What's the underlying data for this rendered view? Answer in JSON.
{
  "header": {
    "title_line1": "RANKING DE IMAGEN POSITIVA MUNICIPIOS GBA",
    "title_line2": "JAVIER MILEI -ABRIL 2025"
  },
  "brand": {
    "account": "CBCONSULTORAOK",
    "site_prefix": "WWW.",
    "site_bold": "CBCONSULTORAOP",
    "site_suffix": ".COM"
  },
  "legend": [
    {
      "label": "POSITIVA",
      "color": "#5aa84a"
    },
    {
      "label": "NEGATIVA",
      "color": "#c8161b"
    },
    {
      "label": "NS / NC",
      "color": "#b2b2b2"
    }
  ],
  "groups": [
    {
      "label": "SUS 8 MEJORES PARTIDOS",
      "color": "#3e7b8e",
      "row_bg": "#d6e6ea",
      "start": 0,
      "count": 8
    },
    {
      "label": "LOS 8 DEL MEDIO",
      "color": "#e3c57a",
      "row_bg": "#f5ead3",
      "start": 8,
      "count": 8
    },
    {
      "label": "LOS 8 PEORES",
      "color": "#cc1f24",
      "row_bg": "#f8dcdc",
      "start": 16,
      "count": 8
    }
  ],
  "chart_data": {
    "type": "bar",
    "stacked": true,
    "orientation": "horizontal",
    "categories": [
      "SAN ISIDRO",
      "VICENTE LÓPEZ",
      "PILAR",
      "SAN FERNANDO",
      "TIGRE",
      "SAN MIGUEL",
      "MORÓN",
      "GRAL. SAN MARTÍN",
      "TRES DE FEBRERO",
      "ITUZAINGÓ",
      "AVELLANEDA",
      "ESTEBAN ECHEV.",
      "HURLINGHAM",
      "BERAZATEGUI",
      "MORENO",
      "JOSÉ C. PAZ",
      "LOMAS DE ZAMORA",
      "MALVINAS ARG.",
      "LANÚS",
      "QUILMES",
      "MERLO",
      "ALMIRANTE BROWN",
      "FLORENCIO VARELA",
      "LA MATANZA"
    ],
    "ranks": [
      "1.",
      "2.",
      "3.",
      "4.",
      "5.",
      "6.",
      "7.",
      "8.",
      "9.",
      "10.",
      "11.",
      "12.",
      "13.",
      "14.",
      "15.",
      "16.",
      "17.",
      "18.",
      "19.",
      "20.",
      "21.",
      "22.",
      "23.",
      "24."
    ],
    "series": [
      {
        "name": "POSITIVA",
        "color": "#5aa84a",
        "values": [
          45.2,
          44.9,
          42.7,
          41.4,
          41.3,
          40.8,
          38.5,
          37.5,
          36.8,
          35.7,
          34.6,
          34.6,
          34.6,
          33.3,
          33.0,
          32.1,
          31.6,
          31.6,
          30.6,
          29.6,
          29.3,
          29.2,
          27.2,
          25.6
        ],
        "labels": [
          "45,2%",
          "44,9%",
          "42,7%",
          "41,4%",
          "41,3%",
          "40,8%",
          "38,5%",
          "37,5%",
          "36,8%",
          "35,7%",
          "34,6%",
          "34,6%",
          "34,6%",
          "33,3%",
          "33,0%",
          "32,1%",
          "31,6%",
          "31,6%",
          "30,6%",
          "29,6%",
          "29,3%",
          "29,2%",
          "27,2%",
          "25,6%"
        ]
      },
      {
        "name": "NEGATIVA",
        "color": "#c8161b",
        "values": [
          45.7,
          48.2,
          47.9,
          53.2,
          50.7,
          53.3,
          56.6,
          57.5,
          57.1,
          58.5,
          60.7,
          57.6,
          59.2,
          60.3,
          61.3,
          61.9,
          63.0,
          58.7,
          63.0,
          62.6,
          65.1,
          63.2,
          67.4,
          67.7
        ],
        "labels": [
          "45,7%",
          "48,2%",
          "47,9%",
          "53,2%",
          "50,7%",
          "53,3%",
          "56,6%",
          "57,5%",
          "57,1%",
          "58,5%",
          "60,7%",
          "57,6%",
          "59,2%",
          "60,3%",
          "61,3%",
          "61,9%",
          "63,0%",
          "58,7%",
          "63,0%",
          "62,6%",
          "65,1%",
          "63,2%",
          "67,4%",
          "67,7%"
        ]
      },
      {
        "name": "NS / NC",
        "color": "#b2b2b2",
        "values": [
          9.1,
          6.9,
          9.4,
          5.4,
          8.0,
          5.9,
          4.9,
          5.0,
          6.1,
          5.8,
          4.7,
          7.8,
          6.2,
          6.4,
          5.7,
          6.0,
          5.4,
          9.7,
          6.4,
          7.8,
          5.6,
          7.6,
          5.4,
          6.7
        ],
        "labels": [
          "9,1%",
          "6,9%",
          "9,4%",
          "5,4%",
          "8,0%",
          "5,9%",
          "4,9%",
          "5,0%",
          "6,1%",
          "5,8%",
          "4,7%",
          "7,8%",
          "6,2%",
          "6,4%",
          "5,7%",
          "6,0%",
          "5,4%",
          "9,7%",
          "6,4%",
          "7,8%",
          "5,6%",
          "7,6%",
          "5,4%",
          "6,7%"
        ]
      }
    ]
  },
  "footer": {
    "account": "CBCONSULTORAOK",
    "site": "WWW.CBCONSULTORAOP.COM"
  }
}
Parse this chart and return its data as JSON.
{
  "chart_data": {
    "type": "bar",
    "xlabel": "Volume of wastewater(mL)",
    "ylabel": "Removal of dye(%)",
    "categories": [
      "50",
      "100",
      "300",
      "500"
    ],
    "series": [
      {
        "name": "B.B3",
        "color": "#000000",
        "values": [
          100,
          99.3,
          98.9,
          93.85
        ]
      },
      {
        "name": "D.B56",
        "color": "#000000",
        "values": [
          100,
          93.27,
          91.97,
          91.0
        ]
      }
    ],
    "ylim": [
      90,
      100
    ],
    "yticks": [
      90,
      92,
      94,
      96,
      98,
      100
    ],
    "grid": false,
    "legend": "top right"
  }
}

---+---

Written instruction:
Every record should be repeated exactly; please leave none out.

Response below:
What's the underlying data for this rendered view? Answer in JSON.
{
  "header": {
    "title_line1": "RANKING DE IMAGEN POSITIVA MUNICIPIOS GBA",
    "title_line2": "JAVIER MILEI -ABRIL 2025"
  },
  "brand": {
    "account": "CBCONSULTORAOK",
    "site_prefix": "WWW.",
    "site_bold": "CBCONSULTORAOP",
    "site_suffix": ".COM"
  },
  "legend": [
    {
      "label": "POSITIVA",
      "color": "#5aa84a"
    },
    {
      "label": "NEGATIVA",
      "color": "#c8161b"
    },
    {
      "label": "NS / NC",
      "color": "#b2b2b2"
    }
  ],
  "groups": [
    {
      "label": "SUS 8 MEJORES PARTIDOS",
      "color": "#3e7b8e",
      "row_bg": "#d6e6ea",
      "start": 0,
      "count": 8
    },
    {
      "label": "LOS 8 DEL MEDIO",
      "color": "#e3c57a",
      "row_bg": "#f5ead3",
      "start": 8,
      "count": 8
    },
    {
      "label": "LOS 8 PEORES",
      "color": "#cc1f24",
      "row_bg": "#f8dcdc",
      "start": 16,
      "count": 8
    }
  ],
  "chart_data": {
    "type": "bar",
    "stacked": true,
    "orientation": "horizontal",
    "categories": [
      "SAN ISIDRO",
      "VICENTE LÓPEZ",
      "PILAR",
      "SAN FERNANDO",
      "TIGRE",
      "SAN MIGUEL",
      "MORÓN",
      "GRAL. SAN MARTÍN",
      "TRES DE FEBRERO",
      "ITUZAINGÓ",
      "AVELLANEDA",
      "ESTEBAN ECHEV.",
      "HURLINGHAM",
      "BERAZATEGUI",
      "MORENO",
      "JOSÉ C. PAZ",
      "LOMAS DE ZAMORA",
      "MALVINAS ARG.",
      "LANÚS",
      "QUILMES",
      "MERLO",
      "ALMIRANTE BROWN",
      "FLORENCIO VARELA",
      "LA MATANZA"
    ],
    "ranks": [
      "1.",
      "2.",
      "3.",
      "4.",
      "5.",
      "6.",
      "7.",
      "8.",
      "9.",
      "10.",
      "11.",
      "12.",
      "13.",
      "14.",
      "15.",
      "16.",
      "17.",
      "18.",
      "19.",
      "20.",
      "21.",
      "22.",
      "23.",
      "24."
    ],
    "series": [
      {
        "name": "POSITIVA",
        "color": "#5aa84a",
        "values": [
          45.2,
          44.9,
          42.7,
          41.4,
          41.3,
          40.8,
          38.5,
          37.5,
          36.8,
          35.7,
          34.6,
          34.6,
          34.6,
          33.3,
          33.0,
          32.1,
          31.6,
          31.6,
          30.6,
          29.6,
          29.3,
          29.2,
          27.2,
          25.6
        ],
        "labels": [
          "45,2%",
          "44,9%",
          "42,7%",
          "41,4%",
          "41,3%",
          "40,8%",
          "38,5%",
          "37,5%",
          "36,8%",
          "35,7%",
          "34,6%",
          "34,6%",
          "34,6%",
          "33,3%",
          "33,0%",
          "32,1%",
          "31,6%",
          "31,6%",
          "30,6%",
          "29,6%",
          "29,3%",
          "29,2%",
          "27,2%",
          "25,6%"
        ]
      },
      {
        "name": "NEGATIVA",
        "color": "#c8161b",
        "values": [
          45.7,
          48.2,
          47.9,
          53.2,
          50.7,
          53.3,
          56.6,
          57.5,
          57.1,
          58.5,
          60.7,
          57.6,
          59.2,
          60.3,
          61.3,
          61.9,
          63.0,
          58.7,
          63.0,
          62.6,
          65.1,
          63.2,
          67.4,
          67.7
        ],
        "labels": [
          "45,7%",
          "48,2%",
          "47,9%",
          "53,2%",
          "50,7%",
          "53,3%",
          "56,6%",
          "57,5%",
          "57,1%",
          "58,5%",
          "60,7%",
          "57,6%",
          "59,2%",
          "60,3%",
          "61,3%",
          "61,9%",
          "63,0%",
          "58,7%",
          "63,0%",
          "62,6%",
          "65,1%",
          "63,2%",
          "67,4%",
          "67,7%"
        ]
      },
      {
        "name": "NS / NC",
        "color": "#b2b2b2",
        "values": [
          9.1,
          6.9,
          9.4,
          5.4,
          8.0,
          5.9,
          4.9,
          5.0,
          6.1,
          5.8,
          4.7,
          7.8,
          6.2,
          6.4,
          5.7,
          6.0,
          5.4,
          9.7,
          6.4,
          7.8,
          5.6,
          7.6,
          5.4,
          6.7
        ],
        "labels": [
          "9,1%",
          "6,9%",
          "9,4%",
          "5,4%",
          "8,0%",
          "5,9%",
          "4,9%",
          "5,0%",
          "6,1%",
          "5,8%",
          "4,7%",
          "7,8%",
          "6,2%",
          "6,4%",
          "5,7%",
          "6,0%",
          "5,4%",
          "9,7%",
          "6,4%",
          "7,8%",
          "5,6%",
          "7,6%",
          "5,4%",
          "6,7%"
        ]
      }
    ]
  },
  "footer": {
    "account": "CBCONSULTORAOK",
    "site": "WWW.CBCONSULTORAOP.COM"
  }
}
Parse this chart and return its data as JSON.
{
  "chart_data": {
    "type": "bar",
    "xlabel": "Volume of wastewater(mL)",
    "ylabel": "Removal of dye(%)",
    "categories": [
      "50",
      "100",
      "300",
      "500"
    ],
    "series": [
      {
        "name": "B.B3",
        "color": "#000000",
        "values": [
          100,
          99.3,
          98.9,
          93.85
        ]
      },
      {
        "name": "D.B56",
        "color": "#000000",
        "values": [
          100,
          93.27,
          91.97,
          91.0
        ]
      }
    ],
    "ylim": [
      90,
      100
    ],
    "yticks": [
      90,
      92,
      94,
      96,
      98,
      100
    ],
    "grid": false,
    "legend": "top right"
  }
}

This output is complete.